Exercise task: Please transcribe the data that follows without the pictures, keeping every word the same.

[start Given records]

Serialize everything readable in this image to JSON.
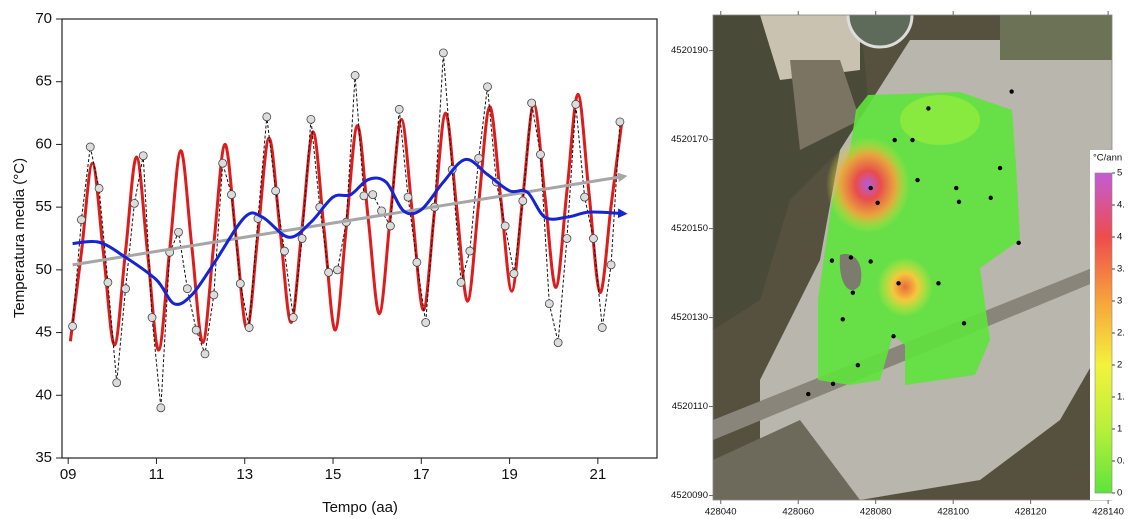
{
  "chart_data": [
    {
      "type": "line",
      "xlabel": "Tempo (aa)",
      "ylabel": "Temperatura media (°C)",
      "xlim": [
        8.86,
        22.34
      ],
      "ylim": [
        35,
        70
      ],
      "xticks": [
        {
          "value": 9,
          "label": "09"
        },
        11,
        13,
        15,
        17,
        19,
        21
      ],
      "yticks": [
        35,
        40,
        45,
        50,
        55,
        60,
        65,
        70
      ],
      "series": [
        {
          "color": "#dd1c1c",
          "smooth": true,
          "x": [
            9.05,
            9.3,
            9.55,
            9.8,
            10.05,
            10.3,
            10.55,
            10.8,
            11.05,
            11.3,
            11.55,
            11.8,
            12.05,
            12.3,
            12.55,
            12.8,
            13.05,
            13.3,
            13.55,
            13.8,
            14.05,
            14.3,
            14.55,
            14.8,
            15.05,
            15.3,
            15.55,
            15.8,
            16.05,
            16.3,
            16.55,
            16.8,
            17.05,
            17.3,
            17.55,
            17.8,
            18.05,
            18.3,
            18.55,
            18.8,
            19.05,
            19.3,
            19.55,
            19.8,
            20.05,
            20.3,
            20.55,
            20.8,
            21.05,
            21.3,
            21.55
          ],
          "values": [
            44.3,
            51.4,
            58.5,
            51.3,
            44.0,
            51.5,
            59.0,
            51.3,
            43.6,
            51.6,
            59.5,
            51.9,
            44.2,
            52.1,
            60.0,
            52.7,
            45.3,
            52.9,
            60.5,
            53.2,
            45.8,
            53.4,
            61.0,
            53.1,
            45.2,
            53.4,
            61.5,
            54.0,
            46.5,
            54.3,
            62.0,
            54.4,
            46.8,
            54.7,
            62.5,
            55.0,
            47.5,
            55.3,
            63.0,
            55.7,
            48.3,
            55.8,
            63.2,
            55.9,
            48.6,
            56.3,
            64.0,
            56.1,
            48.2,
            55.1,
            62.0
          ]
        },
        {
          "color": "#111111",
          "line_style": "dashed",
          "markers": true,
          "x": [
            9.1,
            9.3,
            9.5,
            9.7,
            9.9,
            10.1,
            10.3,
            10.5,
            10.7,
            10.9,
            11.1,
            11.3,
            11.5,
            11.7,
            11.9,
            12.1,
            12.3,
            12.5,
            12.7,
            12.9,
            13.1,
            13.3,
            13.5,
            13.7,
            13.9,
            14.1,
            14.3,
            14.5,
            14.7,
            14.9,
            15.1,
            15.3,
            15.5,
            15.7,
            15.9,
            16.1,
            16.3,
            16.5,
            16.7,
            16.9,
            17.1,
            17.3,
            17.5,
            17.7,
            17.9,
            18.1,
            18.3,
            18.5,
            18.7,
            18.9,
            19.1,
            19.3,
            19.5,
            19.7,
            19.9,
            20.1,
            20.3,
            20.5,
            20.7,
            20.9,
            21.1,
            21.3,
            21.5
          ],
          "values": [
            45.5,
            54.0,
            59.8,
            56.5,
            49.0,
            41.0,
            48.5,
            55.3,
            59.1,
            46.2,
            39.0,
            51.4,
            53.0,
            48.5,
            45.2,
            43.3,
            48.0,
            58.5,
            56.0,
            48.9,
            45.4,
            54.1,
            62.2,
            56.3,
            51.5,
            46.2,
            52.5,
            62.0,
            55.0,
            49.8,
            50.0,
            53.8,
            65.5,
            55.9,
            56.0,
            54.7,
            53.5,
            62.8,
            55.8,
            50.6,
            45.8,
            55.0,
            67.3,
            58.0,
            49.0,
            51.5,
            58.9,
            64.6,
            57.0,
            53.5,
            49.7,
            55.5,
            63.3,
            59.2,
            47.3,
            44.2,
            52.5,
            63.2,
            55.8,
            52.5,
            45.4,
            50.4,
            61.8
          ]
        },
        {
          "color": "#a6a6a6",
          "arrow": true,
          "x": [
            9.1,
            21.5
          ],
          "values": [
            50.4,
            57.4
          ]
        },
        {
          "color": "#1424d6",
          "smooth": true,
          "arrow": true,
          "x": [
            9.1,
            9.7,
            10.3,
            11.0,
            11.4,
            11.8,
            12.3,
            13.0,
            13.4,
            14.0,
            14.5,
            15.0,
            15.4,
            15.8,
            16.2,
            16.6,
            17.0,
            17.5,
            18.0,
            18.5,
            19.0,
            19.4,
            19.8,
            20.3,
            20.8,
            21.5
          ],
          "values": [
            52.1,
            52.2,
            51.0,
            49.2,
            47.3,
            48.0,
            50.5,
            54.2,
            54.2,
            52.6,
            53.8,
            55.8,
            56.0,
            57.2,
            57.0,
            54.7,
            54.8,
            57.0,
            58.8,
            57.6,
            56.3,
            56.2,
            54.2,
            54.2,
            54.6,
            54.5
          ]
        }
      ]
    },
    {
      "type": "map",
      "xlim": [
        428038,
        428141
      ],
      "ylim": [
        4520089,
        4520198
      ],
      "xticks": [
        428040,
        428060,
        428080,
        428100,
        428120,
        428140
      ],
      "yticks": [
        4520090,
        4520110,
        4520130,
        4520150,
        4520170,
        4520190
      ],
      "points": {
        "color": "#000000",
        "x": [
          428093.6,
          428115.1,
          428084.9,
          428089.5,
          428078.7,
          428090.8,
          428100.8,
          428101.5,
          428109.7,
          428112.1,
          428080.5,
          428068.7,
          428073.6,
          428078.7,
          428074.1,
          428085.9,
          428096.2,
          428102.8,
          428071.5,
          428084.6,
          428075.4,
          428069.0,
          428062.6,
          428116.9
        ],
        "y": [
          4520177.0,
          4520180.8,
          4520169.9,
          4520169.9,
          4520159.1,
          4520160.9,
          4520159.1,
          4520156.0,
          4520156.9,
          4520163.6,
          4520155.8,
          4520142.8,
          4520143.5,
          4520142.6,
          4520135.6,
          4520137.7,
          4520137.7,
          4520128.7,
          4520129.6,
          4520125.8,
          4520119.3,
          4520115.1,
          4520112.8,
          4520146.8
        ]
      },
      "colorbar": {
        "title": "°C/ann",
        "lim": [
          0,
          5
        ],
        "colors": [
          "#5ee33c",
          "#b8f03a",
          "#f4f23c",
          "#f7a33c",
          "#ee4c4c",
          "#c35cd6"
        ],
        "ticks": [
          0,
          {
            "value": 0.5,
            "label": "0."
          },
          1,
          {
            "value": 1.5,
            "label": "1."
          },
          2,
          {
            "value": 2.5,
            "label": "2."
          },
          3,
          {
            "value": 3.5,
            "label": "3."
          },
          4,
          {
            "value": 4.5,
            "label": "4."
          },
          5
        ]
      }
    }
  ]
}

[end Given records]

In response:
Serialize everything readable in this image to JSON.
{
  "chart_data": [
    {
      "type": "line",
      "xlabel": "Tempo (aa)",
      "ylabel": "Temperatura media (°C)",
      "xlim": [
        8.86,
        22.34
      ],
      "ylim": [
        35,
        70
      ],
      "xticks": [
        {
          "value": 9,
          "label": "09"
        },
        11,
        13,
        15,
        17,
        19,
        21
      ],
      "yticks": [
        35,
        40,
        45,
        50,
        55,
        60,
        65,
        70
      ],
      "series": [
        {
          "color": "#dd1c1c",
          "smooth": true,
          "x": [
            9.05,
            9.3,
            9.55,
            9.8,
            10.05,
            10.3,
            10.55,
            10.8,
            11.05,
            11.3,
            11.55,
            11.8,
            12.05,
            12.3,
            12.55,
            12.8,
            13.05,
            13.3,
            13.55,
            13.8,
            14.05,
            14.3,
            14.55,
            14.8,
            15.05,
            15.3,
            15.55,
            15.8,
            16.05,
            16.3,
            16.55,
            16.8,
            17.05,
            17.3,
            17.55,
            17.8,
            18.05,
            18.3,
            18.55,
            18.8,
            19.05,
            19.3,
            19.55,
            19.8,
            20.05,
            20.3,
            20.55,
            20.8,
            21.05,
            21.3,
            21.55
          ],
          "values": [
            44.3,
            51.4,
            58.5,
            51.3,
            44.0,
            51.5,
            59.0,
            51.3,
            43.6,
            51.6,
            59.5,
            51.9,
            44.2,
            52.1,
            60.0,
            52.7,
            45.3,
            52.9,
            60.5,
            53.2,
            45.8,
            53.4,
            61.0,
            53.1,
            45.2,
            53.4,
            61.5,
            54.0,
            46.5,
            54.3,
            62.0,
            54.4,
            46.8,
            54.7,
            62.5,
            55.0,
            47.5,
            55.3,
            63.0,
            55.7,
            48.3,
            55.8,
            63.2,
            55.9,
            48.6,
            56.3,
            64.0,
            56.1,
            48.2,
            55.1,
            62.0
          ]
        },
        {
          "color": "#111111",
          "line_style": "dashed",
          "markers": true,
          "x": [
            9.1,
            9.3,
            9.5,
            9.7,
            9.9,
            10.1,
            10.3,
            10.5,
            10.7,
            10.9,
            11.1,
            11.3,
            11.5,
            11.7,
            11.9,
            12.1,
            12.3,
            12.5,
            12.7,
            12.9,
            13.1,
            13.3,
            13.5,
            13.7,
            13.9,
            14.1,
            14.3,
            14.5,
            14.7,
            14.9,
            15.1,
            15.3,
            15.5,
            15.7,
            15.9,
            16.1,
            16.3,
            16.5,
            16.7,
            16.9,
            17.1,
            17.3,
            17.5,
            17.7,
            17.9,
            18.1,
            18.3,
            18.5,
            18.7,
            18.9,
            19.1,
            19.3,
            19.5,
            19.7,
            19.9,
            20.1,
            20.3,
            20.5,
            20.7,
            20.9,
            21.1,
            21.3,
            21.5
          ],
          "values": [
            45.5,
            54.0,
            59.8,
            56.5,
            49.0,
            41.0,
            48.5,
            55.3,
            59.1,
            46.2,
            39.0,
            51.4,
            53.0,
            48.5,
            45.2,
            43.3,
            48.0,
            58.5,
            56.0,
            48.9,
            45.4,
            54.1,
            62.2,
            56.3,
            51.5,
            46.2,
            52.5,
            62.0,
            55.0,
            49.8,
            50.0,
            53.8,
            65.5,
            55.9,
            56.0,
            54.7,
            53.5,
            62.8,
            55.8,
            50.6,
            45.8,
            55.0,
            67.3,
            58.0,
            49.0,
            51.5,
            58.9,
            64.6,
            57.0,
            53.5,
            49.7,
            55.5,
            63.3,
            59.2,
            47.3,
            44.2,
            52.5,
            63.2,
            55.8,
            52.5,
            45.4,
            50.4,
            61.8
          ]
        },
        {
          "color": "#a6a6a6",
          "arrow": true,
          "x": [
            9.1,
            21.5
          ],
          "values": [
            50.4,
            57.4
          ]
        },
        {
          "color": "#1424d6",
          "smooth": true,
          "arrow": true,
          "x": [
            9.1,
            9.7,
            10.3,
            11.0,
            11.4,
            11.8,
            12.3,
            13.0,
            13.4,
            14.0,
            14.5,
            15.0,
            15.4,
            15.8,
            16.2,
            16.6,
            17.0,
            17.5,
            18.0,
            18.5,
            19.0,
            19.4,
            19.8,
            20.3,
            20.8,
            21.5
          ],
          "values": [
            52.1,
            52.2,
            51.0,
            49.2,
            47.3,
            48.0,
            50.5,
            54.2,
            54.2,
            52.6,
            53.8,
            55.8,
            56.0,
            57.2,
            57.0,
            54.7,
            54.8,
            57.0,
            58.8,
            57.6,
            56.3,
            56.2,
            54.2,
            54.2,
            54.6,
            54.5
          ]
        }
      ]
    },
    {
      "type": "map",
      "xlim": [
        428038,
        428141
      ],
      "ylim": [
        4520089,
        4520198
      ],
      "xticks": [
        428040,
        428060,
        428080,
        428100,
        428120,
        428140
      ],
      "yticks": [
        4520090,
        4520110,
        4520130,
        4520150,
        4520170,
        4520190
      ],
      "points": {
        "color": "#000000",
        "x": [
          428093.6,
          428115.1,
          428084.9,
          428089.5,
          428078.7,
          428090.8,
          428100.8,
          428101.5,
          428109.7,
          428112.1,
          428080.5,
          428068.7,
          428073.6,
          428078.7,
          428074.1,
          428085.9,
          428096.2,
          428102.8,
          428071.5,
          428084.6,
          428075.4,
          428069.0,
          428062.6,
          428116.9
        ],
        "y": [
          4520177.0,
          4520180.8,
          4520169.9,
          4520169.9,
          4520159.1,
          4520160.9,
          4520159.1,
          4520156.0,
          4520156.9,
          4520163.6,
          4520155.8,
          4520142.8,
          4520143.5,
          4520142.6,
          4520135.6,
          4520137.7,
          4520137.7,
          4520128.7,
          4520129.6,
          4520125.8,
          4520119.3,
          4520115.1,
          4520112.8,
          4520146.8
        ]
      },
      "colorbar": {
        "title": "°C/ann",
        "lim": [
          0,
          5
        ],
        "colors": [
          "#5ee33c",
          "#b8f03a",
          "#f4f23c",
          "#f7a33c",
          "#ee4c4c",
          "#c35cd6"
        ],
        "ticks": [
          0,
          {
            "value": 0.5,
            "label": "0."
          },
          1,
          {
            "value": 1.5,
            "label": "1."
          },
          2,
          {
            "value": 2.5,
            "label": "2."
          },
          3,
          {
            "value": 3.5,
            "label": "3."
          },
          4,
          {
            "value": 4.5,
            "label": "4."
          },
          5
        ]
      }
    }
  ]
}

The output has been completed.